Scan the records below. List lines holding "structured".

====== Given data ======

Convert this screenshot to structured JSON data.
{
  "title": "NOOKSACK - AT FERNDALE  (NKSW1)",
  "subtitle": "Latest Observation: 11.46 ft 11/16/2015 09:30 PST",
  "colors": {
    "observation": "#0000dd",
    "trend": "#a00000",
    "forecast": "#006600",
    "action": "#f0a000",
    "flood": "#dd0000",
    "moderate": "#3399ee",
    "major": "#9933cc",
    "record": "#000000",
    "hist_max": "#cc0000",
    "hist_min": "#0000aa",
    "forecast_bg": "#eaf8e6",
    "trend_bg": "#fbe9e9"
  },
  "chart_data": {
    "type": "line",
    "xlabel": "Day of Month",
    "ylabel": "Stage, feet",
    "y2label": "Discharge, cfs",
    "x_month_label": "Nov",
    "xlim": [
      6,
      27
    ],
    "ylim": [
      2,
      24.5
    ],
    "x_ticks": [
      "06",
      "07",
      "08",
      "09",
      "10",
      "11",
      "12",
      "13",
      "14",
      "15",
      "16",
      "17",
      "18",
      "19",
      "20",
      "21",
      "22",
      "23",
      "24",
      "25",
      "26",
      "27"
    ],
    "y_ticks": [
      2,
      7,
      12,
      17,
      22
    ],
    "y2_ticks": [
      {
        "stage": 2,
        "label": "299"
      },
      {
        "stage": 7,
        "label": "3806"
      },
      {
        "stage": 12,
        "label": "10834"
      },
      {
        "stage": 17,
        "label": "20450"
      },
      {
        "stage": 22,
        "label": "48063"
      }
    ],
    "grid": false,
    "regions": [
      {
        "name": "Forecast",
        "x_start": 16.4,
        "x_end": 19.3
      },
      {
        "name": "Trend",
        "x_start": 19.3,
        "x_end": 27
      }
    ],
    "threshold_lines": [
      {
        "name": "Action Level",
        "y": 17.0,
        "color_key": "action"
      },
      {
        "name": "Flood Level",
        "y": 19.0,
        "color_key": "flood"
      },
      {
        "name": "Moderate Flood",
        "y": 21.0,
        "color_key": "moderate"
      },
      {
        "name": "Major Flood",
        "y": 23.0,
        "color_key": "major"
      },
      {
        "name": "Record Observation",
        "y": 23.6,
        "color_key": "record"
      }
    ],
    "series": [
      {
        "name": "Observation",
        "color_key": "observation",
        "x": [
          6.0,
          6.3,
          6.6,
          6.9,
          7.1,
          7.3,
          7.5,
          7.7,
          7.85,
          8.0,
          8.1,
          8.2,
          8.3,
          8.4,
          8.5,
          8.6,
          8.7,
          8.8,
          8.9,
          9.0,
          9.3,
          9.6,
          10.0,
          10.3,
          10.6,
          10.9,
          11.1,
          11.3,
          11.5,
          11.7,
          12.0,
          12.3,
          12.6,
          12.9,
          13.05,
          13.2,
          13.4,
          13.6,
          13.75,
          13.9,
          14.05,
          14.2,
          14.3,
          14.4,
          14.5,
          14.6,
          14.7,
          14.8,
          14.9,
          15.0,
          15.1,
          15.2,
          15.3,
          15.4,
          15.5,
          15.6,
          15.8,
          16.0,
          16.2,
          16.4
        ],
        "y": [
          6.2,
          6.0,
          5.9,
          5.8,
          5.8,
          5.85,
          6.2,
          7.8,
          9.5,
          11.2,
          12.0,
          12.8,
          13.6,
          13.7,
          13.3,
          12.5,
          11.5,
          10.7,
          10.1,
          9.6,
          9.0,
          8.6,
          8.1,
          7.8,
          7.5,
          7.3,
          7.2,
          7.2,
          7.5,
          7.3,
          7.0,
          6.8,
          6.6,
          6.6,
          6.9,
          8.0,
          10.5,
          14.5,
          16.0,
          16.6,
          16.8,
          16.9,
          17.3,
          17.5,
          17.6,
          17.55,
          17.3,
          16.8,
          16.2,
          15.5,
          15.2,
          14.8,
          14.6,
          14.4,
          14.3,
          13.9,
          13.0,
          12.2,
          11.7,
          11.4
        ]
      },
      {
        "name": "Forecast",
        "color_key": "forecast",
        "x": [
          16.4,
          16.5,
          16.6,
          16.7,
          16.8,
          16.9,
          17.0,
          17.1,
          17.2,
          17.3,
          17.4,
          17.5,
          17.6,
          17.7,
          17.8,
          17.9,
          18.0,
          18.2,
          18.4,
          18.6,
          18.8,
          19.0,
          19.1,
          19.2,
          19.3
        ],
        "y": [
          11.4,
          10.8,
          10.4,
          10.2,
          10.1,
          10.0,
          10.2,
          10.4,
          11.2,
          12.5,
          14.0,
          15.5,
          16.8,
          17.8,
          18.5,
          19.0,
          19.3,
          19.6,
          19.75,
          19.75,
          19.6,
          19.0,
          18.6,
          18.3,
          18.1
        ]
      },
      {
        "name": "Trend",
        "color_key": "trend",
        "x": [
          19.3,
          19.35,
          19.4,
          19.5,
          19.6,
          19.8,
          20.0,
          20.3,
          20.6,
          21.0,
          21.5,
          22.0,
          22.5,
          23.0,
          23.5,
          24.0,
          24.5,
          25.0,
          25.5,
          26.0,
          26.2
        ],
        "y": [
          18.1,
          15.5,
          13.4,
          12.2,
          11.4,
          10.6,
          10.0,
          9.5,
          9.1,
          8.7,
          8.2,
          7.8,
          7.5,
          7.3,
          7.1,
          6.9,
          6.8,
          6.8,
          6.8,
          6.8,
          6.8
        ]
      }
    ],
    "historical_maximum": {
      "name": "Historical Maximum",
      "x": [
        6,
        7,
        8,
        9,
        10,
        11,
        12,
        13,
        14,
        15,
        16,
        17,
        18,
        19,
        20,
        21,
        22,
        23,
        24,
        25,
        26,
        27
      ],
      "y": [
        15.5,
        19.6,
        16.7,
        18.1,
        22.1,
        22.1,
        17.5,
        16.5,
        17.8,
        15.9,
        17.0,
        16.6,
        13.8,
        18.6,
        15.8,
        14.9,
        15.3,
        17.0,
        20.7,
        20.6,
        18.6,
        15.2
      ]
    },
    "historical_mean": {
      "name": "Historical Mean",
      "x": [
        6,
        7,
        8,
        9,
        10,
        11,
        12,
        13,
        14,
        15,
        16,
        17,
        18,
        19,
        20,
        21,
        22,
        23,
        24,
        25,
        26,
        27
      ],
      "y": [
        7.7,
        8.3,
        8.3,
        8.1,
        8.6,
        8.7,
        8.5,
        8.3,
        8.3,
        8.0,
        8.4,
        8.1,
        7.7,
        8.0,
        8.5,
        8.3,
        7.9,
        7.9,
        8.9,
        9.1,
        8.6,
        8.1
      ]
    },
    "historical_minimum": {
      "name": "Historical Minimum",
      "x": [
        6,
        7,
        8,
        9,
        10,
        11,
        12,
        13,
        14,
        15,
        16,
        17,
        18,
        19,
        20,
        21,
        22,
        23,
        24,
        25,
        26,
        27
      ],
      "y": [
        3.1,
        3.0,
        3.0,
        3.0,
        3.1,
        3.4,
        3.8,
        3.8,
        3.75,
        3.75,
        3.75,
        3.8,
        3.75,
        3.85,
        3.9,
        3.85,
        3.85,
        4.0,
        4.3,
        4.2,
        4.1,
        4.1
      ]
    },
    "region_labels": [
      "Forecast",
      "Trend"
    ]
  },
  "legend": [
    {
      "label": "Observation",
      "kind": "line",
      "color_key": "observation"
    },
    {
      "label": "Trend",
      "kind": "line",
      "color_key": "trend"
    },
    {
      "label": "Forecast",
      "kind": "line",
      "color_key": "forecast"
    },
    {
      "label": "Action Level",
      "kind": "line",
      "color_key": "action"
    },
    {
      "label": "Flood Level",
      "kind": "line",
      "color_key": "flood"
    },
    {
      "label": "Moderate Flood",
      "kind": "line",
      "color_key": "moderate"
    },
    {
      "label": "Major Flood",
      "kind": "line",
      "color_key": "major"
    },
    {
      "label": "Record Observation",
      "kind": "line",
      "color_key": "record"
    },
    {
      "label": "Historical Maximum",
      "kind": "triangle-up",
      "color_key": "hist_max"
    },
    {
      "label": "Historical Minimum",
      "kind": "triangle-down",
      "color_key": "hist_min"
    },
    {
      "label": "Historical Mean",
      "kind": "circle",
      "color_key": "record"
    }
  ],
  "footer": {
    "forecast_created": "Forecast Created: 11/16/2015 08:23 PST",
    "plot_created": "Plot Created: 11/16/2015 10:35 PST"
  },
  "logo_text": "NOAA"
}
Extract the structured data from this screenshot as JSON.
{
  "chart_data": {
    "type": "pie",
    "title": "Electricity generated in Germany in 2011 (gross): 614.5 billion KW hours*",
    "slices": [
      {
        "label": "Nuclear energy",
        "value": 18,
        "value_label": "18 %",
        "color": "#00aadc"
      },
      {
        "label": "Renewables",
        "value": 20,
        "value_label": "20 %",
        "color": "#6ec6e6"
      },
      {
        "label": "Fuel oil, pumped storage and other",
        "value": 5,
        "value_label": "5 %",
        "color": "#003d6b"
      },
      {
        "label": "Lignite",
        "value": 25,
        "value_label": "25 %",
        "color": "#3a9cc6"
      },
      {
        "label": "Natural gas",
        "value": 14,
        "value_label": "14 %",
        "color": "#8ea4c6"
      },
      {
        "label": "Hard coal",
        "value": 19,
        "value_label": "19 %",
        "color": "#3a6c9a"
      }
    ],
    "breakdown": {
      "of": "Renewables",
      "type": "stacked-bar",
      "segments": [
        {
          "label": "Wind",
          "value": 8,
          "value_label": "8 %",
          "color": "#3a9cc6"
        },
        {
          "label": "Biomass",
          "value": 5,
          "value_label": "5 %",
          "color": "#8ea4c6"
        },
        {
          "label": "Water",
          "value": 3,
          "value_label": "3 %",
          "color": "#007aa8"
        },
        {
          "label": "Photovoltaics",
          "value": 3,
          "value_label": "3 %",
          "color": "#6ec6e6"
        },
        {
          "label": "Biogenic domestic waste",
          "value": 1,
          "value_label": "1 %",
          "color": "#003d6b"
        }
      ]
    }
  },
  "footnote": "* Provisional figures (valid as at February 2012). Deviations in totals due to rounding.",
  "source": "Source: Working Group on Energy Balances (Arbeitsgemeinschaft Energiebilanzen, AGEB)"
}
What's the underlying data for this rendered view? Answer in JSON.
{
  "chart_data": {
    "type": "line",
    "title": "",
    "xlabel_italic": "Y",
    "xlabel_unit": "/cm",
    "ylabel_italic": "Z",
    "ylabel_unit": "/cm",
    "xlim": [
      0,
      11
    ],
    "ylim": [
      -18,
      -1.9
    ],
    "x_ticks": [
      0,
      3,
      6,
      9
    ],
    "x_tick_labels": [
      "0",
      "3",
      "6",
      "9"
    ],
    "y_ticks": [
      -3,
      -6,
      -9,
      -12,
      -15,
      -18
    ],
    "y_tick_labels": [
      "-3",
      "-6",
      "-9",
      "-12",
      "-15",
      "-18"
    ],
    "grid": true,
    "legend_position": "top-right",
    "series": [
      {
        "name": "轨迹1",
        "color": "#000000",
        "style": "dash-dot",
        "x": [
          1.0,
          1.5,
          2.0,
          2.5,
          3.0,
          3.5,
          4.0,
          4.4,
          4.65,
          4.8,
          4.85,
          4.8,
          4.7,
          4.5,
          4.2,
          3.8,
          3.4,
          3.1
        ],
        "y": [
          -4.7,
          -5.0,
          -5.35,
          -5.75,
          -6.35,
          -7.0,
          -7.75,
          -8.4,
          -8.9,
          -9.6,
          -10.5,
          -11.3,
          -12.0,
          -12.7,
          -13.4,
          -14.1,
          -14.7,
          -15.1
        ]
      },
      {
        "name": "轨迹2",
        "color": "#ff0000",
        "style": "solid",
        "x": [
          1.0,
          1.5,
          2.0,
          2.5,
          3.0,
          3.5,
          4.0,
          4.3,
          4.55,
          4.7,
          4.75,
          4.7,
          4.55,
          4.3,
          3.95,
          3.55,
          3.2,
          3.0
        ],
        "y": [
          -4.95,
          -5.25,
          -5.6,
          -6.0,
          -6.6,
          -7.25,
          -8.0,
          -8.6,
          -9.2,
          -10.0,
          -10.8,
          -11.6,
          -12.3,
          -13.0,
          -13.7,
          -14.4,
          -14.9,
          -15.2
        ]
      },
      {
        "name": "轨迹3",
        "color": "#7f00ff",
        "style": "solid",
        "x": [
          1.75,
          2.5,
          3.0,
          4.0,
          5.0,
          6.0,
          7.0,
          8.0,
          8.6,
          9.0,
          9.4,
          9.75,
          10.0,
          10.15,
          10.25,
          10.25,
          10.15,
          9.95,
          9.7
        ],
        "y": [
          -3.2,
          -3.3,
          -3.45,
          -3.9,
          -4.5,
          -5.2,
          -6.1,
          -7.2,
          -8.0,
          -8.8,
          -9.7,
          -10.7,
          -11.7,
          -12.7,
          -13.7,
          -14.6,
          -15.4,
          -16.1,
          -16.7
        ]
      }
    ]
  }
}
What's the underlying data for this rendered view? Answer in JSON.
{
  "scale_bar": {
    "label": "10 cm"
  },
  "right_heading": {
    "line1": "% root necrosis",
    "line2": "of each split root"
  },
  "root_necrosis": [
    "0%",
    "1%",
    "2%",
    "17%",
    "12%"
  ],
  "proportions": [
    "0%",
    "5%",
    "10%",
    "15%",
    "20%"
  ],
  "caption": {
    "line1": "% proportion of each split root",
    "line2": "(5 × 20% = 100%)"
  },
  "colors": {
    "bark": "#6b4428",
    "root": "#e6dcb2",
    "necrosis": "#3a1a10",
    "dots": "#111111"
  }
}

======

Written reply:
Convert this screenshot to structured JSON data.
Extract the structured data from this screenshot as JSON.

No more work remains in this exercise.